-- START Data listing --
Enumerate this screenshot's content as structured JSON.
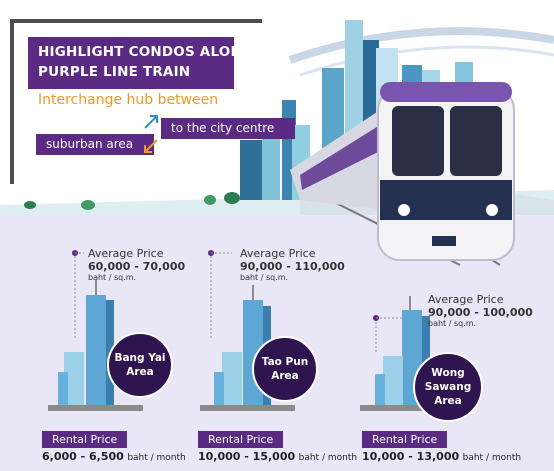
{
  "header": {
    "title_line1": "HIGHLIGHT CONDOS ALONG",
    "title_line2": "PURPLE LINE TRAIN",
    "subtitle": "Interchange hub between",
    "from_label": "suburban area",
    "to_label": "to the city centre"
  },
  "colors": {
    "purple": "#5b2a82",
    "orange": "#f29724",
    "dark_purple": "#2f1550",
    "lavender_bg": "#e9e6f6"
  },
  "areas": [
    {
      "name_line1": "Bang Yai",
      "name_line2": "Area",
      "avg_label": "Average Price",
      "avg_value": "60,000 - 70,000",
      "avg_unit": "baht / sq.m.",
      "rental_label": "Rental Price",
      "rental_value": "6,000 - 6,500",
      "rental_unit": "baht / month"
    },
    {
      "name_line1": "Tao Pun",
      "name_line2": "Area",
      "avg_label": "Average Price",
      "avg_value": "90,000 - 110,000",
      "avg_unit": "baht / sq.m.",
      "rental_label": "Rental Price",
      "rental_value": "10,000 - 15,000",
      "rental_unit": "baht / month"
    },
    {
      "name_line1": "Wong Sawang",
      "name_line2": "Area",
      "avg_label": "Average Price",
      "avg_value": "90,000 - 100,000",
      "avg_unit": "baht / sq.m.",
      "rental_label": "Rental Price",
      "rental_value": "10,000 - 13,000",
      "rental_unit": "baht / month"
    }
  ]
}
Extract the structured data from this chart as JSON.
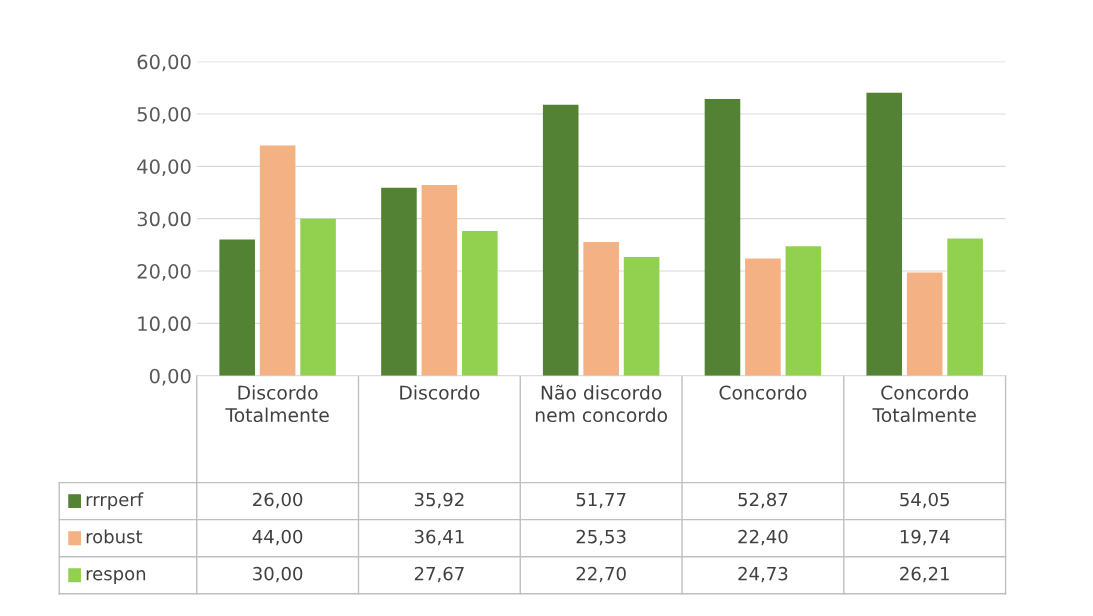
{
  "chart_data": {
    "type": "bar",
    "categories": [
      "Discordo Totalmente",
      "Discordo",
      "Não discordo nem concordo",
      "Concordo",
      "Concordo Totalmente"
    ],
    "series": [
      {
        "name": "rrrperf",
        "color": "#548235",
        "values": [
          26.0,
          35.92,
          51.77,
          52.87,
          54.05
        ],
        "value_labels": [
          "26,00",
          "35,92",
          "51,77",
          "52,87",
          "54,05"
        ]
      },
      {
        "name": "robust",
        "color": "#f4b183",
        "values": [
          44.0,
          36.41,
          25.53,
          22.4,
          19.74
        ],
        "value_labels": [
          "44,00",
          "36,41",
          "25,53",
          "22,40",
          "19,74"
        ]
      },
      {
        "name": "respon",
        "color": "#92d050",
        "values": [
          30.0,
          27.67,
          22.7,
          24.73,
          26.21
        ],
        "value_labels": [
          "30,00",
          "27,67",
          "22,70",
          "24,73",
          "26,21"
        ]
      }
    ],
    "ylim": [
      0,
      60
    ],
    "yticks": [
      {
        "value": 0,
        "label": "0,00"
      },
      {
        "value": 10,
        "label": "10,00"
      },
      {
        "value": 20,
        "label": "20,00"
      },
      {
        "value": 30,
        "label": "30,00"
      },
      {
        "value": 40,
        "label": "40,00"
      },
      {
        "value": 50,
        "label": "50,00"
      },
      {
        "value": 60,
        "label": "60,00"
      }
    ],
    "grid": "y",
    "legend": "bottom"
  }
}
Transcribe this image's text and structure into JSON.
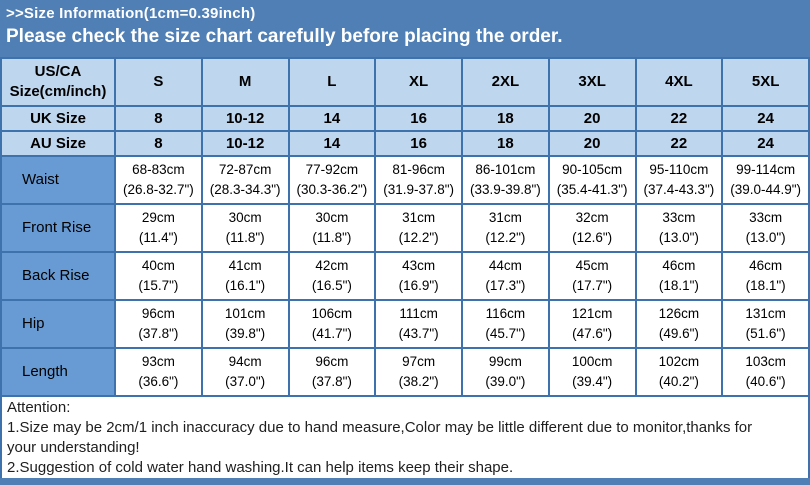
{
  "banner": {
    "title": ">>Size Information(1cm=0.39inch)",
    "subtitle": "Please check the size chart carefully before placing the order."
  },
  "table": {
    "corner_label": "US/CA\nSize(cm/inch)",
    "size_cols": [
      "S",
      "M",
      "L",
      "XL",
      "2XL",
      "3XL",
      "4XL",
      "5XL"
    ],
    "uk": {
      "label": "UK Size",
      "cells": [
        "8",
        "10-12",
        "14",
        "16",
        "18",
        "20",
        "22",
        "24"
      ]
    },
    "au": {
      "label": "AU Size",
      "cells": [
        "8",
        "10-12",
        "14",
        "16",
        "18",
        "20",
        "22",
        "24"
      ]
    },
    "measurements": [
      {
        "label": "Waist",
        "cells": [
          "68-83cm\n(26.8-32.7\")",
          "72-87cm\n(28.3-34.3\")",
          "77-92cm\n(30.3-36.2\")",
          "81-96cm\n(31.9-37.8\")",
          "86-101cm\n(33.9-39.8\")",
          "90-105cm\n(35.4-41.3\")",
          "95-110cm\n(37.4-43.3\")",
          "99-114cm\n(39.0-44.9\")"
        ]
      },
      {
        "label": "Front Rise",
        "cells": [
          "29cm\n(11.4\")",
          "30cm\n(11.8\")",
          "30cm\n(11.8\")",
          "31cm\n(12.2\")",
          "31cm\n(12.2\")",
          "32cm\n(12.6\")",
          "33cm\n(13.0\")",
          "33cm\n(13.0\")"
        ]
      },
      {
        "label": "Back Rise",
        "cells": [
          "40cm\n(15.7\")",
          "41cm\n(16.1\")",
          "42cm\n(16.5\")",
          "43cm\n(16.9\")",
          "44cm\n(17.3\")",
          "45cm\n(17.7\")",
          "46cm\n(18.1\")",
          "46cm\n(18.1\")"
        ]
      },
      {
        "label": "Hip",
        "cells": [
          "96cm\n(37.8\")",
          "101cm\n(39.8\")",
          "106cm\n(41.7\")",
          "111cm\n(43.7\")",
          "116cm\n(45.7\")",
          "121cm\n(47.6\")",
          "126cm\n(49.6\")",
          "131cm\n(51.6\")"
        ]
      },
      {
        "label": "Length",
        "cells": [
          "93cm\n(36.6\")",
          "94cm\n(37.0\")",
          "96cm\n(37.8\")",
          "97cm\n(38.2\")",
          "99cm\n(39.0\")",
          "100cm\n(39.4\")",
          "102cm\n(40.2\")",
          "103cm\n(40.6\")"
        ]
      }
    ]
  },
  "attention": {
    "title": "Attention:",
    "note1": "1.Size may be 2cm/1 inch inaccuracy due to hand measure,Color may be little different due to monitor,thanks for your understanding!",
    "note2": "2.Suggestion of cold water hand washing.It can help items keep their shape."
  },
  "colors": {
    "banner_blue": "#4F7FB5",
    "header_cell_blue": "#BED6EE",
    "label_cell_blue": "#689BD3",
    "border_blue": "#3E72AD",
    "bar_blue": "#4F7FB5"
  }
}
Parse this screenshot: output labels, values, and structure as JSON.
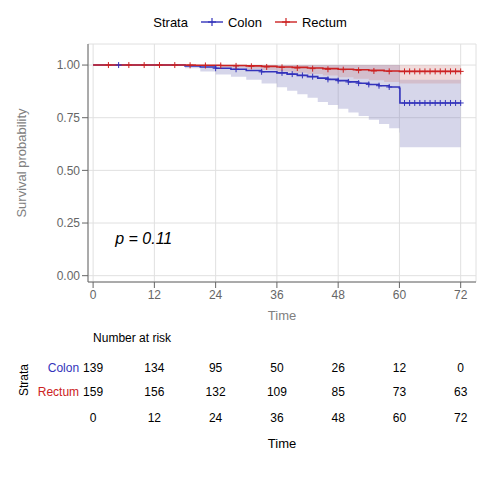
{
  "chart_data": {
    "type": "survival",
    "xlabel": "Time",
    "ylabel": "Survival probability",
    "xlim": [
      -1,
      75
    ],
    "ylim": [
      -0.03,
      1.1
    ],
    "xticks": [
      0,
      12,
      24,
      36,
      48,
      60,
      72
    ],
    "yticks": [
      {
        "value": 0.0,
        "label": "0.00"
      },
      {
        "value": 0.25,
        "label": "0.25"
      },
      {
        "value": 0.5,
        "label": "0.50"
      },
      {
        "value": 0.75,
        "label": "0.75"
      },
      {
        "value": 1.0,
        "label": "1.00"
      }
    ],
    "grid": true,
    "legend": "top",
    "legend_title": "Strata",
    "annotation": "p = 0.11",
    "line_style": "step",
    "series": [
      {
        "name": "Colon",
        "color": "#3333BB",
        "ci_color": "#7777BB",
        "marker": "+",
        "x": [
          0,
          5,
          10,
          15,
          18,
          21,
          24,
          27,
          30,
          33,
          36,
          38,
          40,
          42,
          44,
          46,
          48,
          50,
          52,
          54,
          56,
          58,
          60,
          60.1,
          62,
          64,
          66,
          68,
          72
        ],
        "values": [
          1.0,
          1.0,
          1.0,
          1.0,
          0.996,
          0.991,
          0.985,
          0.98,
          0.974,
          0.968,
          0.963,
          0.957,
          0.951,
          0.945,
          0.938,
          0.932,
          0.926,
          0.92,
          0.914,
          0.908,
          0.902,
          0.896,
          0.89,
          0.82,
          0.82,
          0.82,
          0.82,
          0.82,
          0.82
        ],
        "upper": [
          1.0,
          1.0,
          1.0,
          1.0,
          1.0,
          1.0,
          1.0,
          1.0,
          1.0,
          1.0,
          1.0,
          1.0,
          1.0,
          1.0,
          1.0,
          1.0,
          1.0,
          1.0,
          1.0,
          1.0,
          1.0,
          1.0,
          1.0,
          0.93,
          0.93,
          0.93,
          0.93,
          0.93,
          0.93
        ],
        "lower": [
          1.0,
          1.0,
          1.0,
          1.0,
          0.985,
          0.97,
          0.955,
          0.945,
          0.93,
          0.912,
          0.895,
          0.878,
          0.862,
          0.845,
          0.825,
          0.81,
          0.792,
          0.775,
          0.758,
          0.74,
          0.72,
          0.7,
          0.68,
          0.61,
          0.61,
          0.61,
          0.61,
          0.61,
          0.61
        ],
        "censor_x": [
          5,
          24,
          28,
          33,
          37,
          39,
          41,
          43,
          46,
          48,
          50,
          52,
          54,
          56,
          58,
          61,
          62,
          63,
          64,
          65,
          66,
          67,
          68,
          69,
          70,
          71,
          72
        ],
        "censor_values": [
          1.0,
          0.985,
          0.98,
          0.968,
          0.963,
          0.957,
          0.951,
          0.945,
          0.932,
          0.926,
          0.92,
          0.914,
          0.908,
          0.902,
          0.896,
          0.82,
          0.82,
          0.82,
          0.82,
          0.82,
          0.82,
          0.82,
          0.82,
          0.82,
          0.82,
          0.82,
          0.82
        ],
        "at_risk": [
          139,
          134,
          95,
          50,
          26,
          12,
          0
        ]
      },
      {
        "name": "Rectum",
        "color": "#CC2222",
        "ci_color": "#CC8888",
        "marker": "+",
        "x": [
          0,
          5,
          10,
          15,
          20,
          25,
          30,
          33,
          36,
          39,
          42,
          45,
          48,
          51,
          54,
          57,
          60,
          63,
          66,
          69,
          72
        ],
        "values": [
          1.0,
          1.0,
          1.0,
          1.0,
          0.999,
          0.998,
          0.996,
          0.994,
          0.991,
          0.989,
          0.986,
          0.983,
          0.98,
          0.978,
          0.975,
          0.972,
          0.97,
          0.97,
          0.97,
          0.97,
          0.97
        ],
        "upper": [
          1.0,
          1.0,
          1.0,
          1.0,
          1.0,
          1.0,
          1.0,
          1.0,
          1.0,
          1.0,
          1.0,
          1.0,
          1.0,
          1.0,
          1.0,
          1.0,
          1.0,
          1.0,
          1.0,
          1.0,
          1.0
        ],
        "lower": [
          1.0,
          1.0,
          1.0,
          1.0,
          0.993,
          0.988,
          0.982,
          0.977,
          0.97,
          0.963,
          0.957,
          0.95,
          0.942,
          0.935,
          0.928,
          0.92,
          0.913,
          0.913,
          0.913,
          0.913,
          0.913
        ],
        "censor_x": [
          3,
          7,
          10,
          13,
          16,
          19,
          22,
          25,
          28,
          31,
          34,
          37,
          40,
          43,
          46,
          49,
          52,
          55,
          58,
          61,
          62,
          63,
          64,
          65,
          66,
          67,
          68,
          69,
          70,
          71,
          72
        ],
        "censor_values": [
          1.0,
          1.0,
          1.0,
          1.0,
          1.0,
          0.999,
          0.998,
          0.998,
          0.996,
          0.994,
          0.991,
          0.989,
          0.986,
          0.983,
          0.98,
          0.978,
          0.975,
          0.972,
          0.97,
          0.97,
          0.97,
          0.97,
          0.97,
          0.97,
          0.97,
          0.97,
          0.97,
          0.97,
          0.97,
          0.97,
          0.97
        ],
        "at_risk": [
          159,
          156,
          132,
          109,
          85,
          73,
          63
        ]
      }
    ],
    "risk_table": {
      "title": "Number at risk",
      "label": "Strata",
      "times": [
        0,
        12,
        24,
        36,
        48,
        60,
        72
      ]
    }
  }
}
-- END Data listing --
Exercise requirements: Pull out each line of the entries that contains "structured".

Solution below:
Enumerate this screenshot's content as structured JSON.
Extract the structured data from this chart as JSON.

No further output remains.